# [Task directions]
Pull out every line of the listing below where "this" appears.

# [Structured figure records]
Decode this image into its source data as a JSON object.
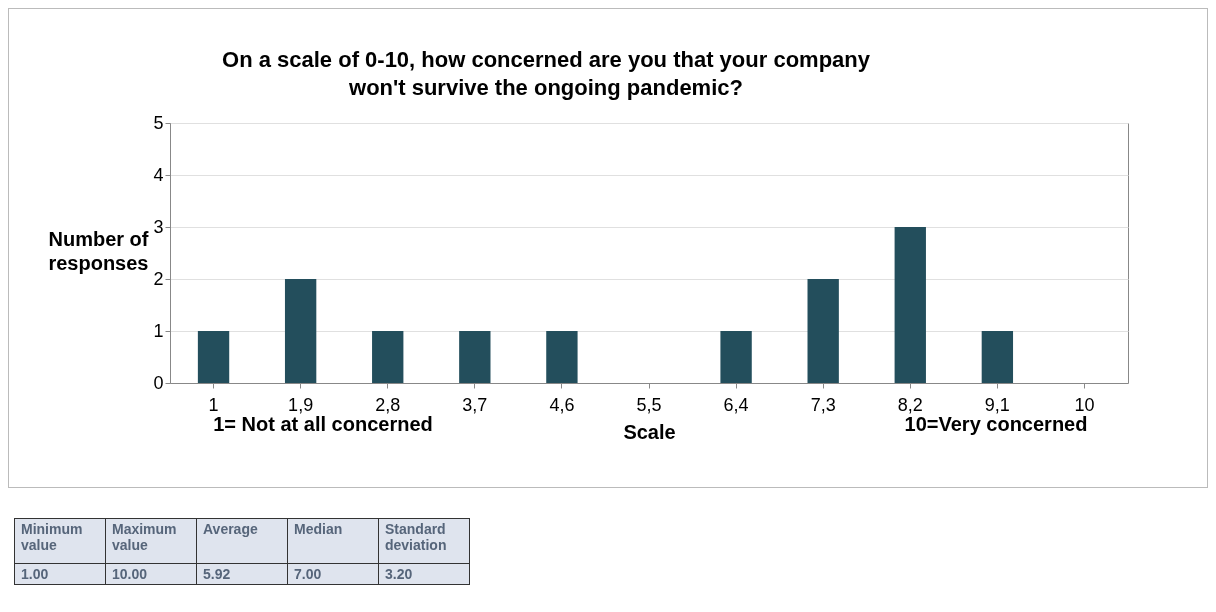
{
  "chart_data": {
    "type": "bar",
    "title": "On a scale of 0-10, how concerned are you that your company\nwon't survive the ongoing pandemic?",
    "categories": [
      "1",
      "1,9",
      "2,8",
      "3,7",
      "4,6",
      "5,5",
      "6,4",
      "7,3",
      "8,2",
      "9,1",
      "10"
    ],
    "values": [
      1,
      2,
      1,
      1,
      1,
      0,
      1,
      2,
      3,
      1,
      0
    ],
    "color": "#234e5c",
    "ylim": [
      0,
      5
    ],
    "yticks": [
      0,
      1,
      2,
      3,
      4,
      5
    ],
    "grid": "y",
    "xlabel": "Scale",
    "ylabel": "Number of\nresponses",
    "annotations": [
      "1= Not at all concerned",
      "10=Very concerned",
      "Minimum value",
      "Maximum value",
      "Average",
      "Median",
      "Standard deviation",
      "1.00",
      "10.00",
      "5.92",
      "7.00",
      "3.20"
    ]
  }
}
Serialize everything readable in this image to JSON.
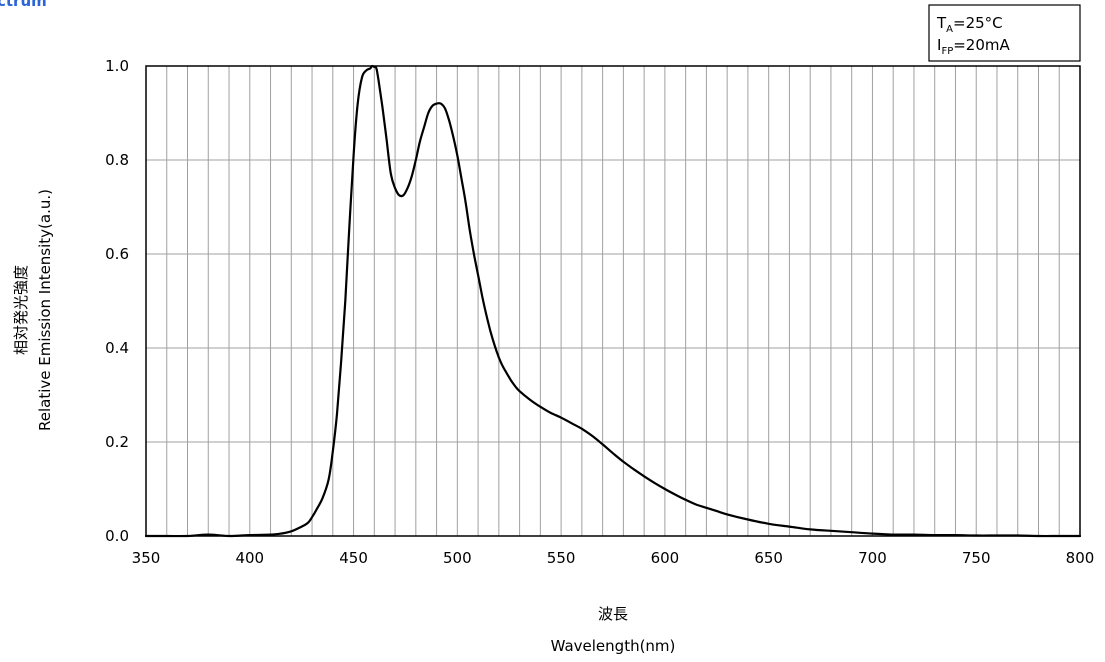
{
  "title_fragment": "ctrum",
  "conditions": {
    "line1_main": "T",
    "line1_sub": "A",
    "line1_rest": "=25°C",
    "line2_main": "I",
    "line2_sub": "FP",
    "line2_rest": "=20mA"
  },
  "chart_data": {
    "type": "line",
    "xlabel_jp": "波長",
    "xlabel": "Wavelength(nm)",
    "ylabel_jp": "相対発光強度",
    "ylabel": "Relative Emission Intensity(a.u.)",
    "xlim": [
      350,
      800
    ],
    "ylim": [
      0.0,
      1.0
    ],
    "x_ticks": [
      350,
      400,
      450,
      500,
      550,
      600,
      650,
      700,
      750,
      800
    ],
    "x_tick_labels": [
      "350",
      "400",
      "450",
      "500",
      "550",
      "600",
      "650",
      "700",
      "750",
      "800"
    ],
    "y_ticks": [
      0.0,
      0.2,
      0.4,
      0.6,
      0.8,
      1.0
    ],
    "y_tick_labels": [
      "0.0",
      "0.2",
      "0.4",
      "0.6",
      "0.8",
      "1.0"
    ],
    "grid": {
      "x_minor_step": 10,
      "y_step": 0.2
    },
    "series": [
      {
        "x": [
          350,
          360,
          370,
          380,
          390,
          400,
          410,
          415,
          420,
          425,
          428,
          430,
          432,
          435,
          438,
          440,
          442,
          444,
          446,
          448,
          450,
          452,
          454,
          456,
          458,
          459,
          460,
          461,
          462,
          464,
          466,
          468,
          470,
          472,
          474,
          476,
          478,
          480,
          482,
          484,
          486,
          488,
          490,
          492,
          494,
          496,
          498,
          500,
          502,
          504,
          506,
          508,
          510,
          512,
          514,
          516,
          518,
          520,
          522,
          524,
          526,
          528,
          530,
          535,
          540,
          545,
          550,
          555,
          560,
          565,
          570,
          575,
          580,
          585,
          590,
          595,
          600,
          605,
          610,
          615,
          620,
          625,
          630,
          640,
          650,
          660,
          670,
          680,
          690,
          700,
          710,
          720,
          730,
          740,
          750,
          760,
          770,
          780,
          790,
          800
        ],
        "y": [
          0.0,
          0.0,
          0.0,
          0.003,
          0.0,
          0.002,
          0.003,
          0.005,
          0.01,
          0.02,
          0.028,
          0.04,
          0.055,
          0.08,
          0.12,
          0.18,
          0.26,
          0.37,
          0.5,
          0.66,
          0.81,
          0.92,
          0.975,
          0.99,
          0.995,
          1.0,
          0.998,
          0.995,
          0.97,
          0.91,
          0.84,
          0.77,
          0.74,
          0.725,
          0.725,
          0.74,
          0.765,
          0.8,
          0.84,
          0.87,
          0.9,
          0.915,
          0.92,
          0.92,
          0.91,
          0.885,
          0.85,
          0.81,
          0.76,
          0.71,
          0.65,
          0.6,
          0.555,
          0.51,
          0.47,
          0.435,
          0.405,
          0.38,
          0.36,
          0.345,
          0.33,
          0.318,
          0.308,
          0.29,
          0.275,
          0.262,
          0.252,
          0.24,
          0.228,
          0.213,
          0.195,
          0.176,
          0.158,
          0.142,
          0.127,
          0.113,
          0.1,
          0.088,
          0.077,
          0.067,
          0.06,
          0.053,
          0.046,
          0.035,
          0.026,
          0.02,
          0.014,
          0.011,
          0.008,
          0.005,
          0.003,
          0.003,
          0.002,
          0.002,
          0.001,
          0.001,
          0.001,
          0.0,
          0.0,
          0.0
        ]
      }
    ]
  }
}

# [Written response]
Decode this image into its source data as a JSON object.
Serialize everything readable in this image to JSON.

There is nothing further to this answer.